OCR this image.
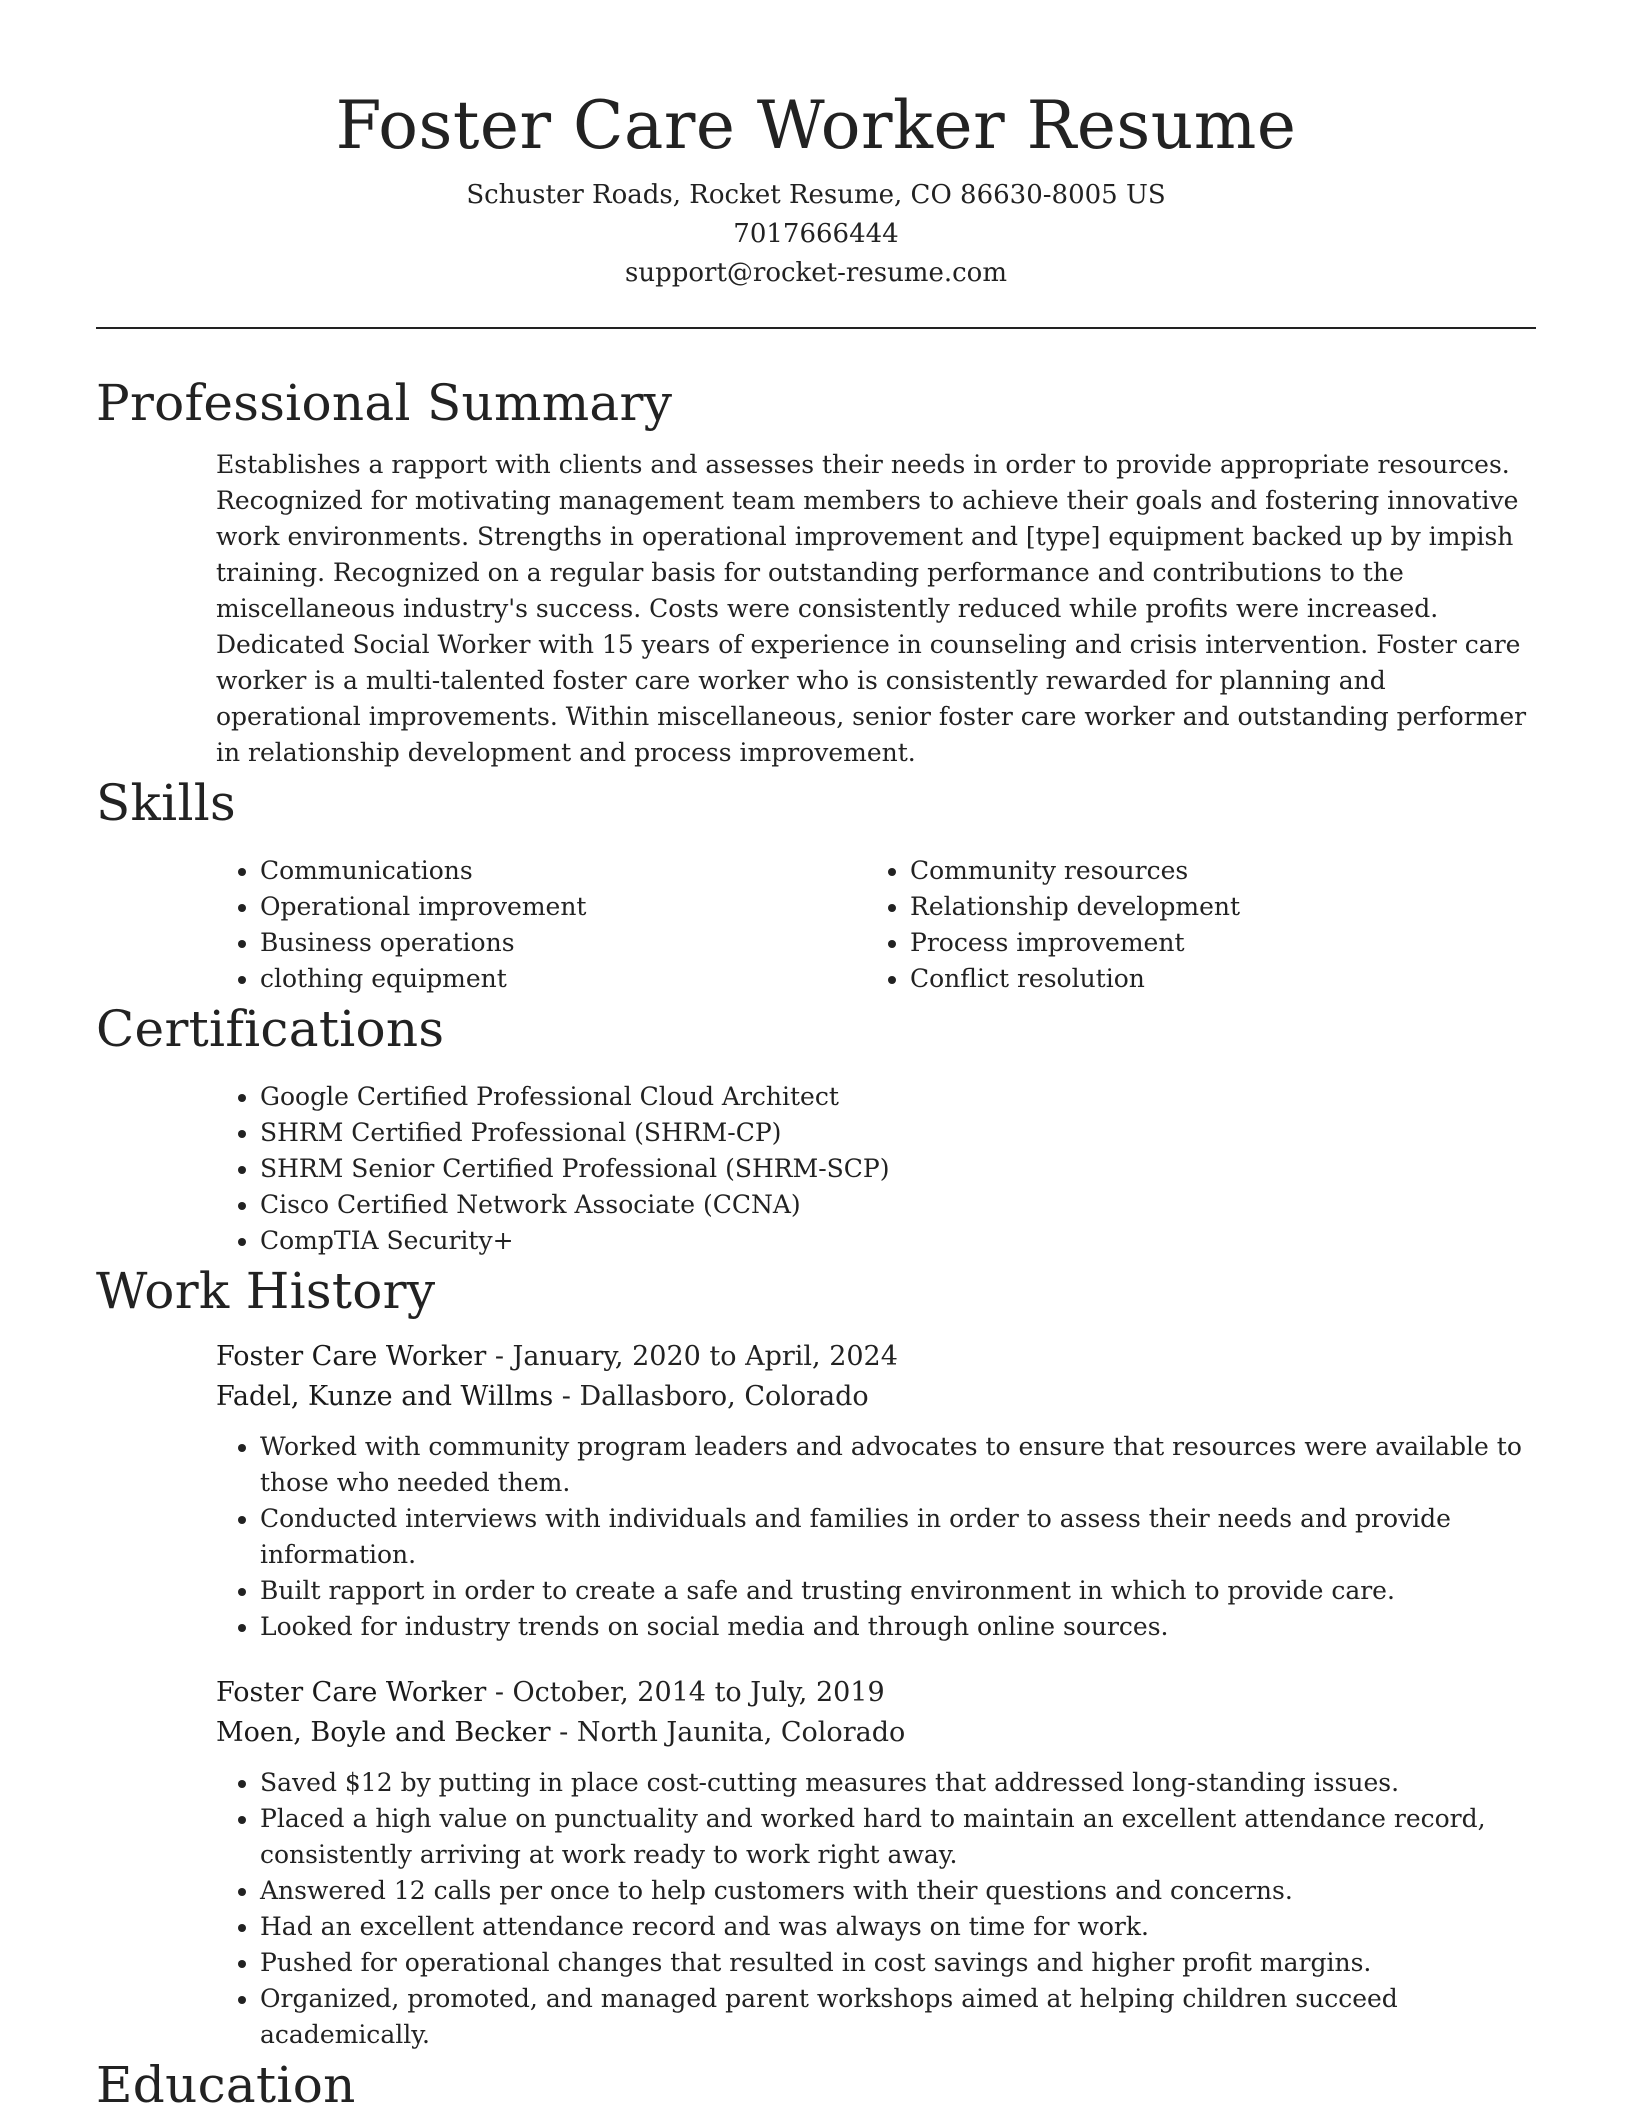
Foster Care Worker Resume
Schuster Roads, Rocket Resume, CO 86630-8005 US
7017666444
support@rocket-resume.com
Professional Summary
Establishes a rapport with clients and assesses their needs in order to provide appropriate resources. Recognized for motivating management team members to achieve their goals and fostering innovative work environments. Strengths in operational improvement and [type] equipment backed up by impish training. Recognized on a regular basis for outstanding performance and contributions to the miscellaneous industry's success. Costs were consistently reduced while profits were increased. Dedicated Social Worker with 15 years of experience in counseling and crisis intervention. Foster care worker is a multi-talented foster care worker who is consistently rewarded for planning and operational improvements. Within miscellaneous, senior foster care worker and outstanding performer in relationship development and process improvement.
Skills
• Communications
• Operational improvement
• Business operations
• clothing equipment
• Community resources
• Relationship development
• Process improvement
• Conflict resolution
Certifications
• Google Certified Professional Cloud Architect
• SHRM Certified Professional (SHRM-CP)
• SHRM Senior Certified Professional (SHRM-SCP)
• Cisco Certified Network Associate (CCNA)
• CompTIA Security+
Work History
Foster Care Worker - January, 2020 to April, 2024
Fadel, Kunze and Willms - Dallasboro, Colorado
• Worked with community program leaders and advocates to ensure that resources were available to those who needed them.
• Conducted interviews with individuals and families in order to assess their needs and provide information.
• Built rapport in order to create a safe and trusting environment in which to provide care.
• Looked for industry trends on social media and through online sources.
Foster Care Worker - October, 2014 to July, 2019
Moen, Boyle and Becker - North Jaunita, Colorado
• Saved $12 by putting in place cost-cutting measures that addressed long-standing issues.
• Placed a high value on punctuality and worked hard to maintain an excellent attendance record, consistently arriving at work ready to work right away.
• Answered 12 calls per once to help customers with their questions and concerns.
• Had an excellent attendance record and was always on time for work.
• Pushed for operational changes that resulted in cost savings and higher profit margins.
• Organized, promoted, and managed parent workshops aimed at helping children succeed academically.
Education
==========
Count every line in the listing above that holds "record", then report only the count.

2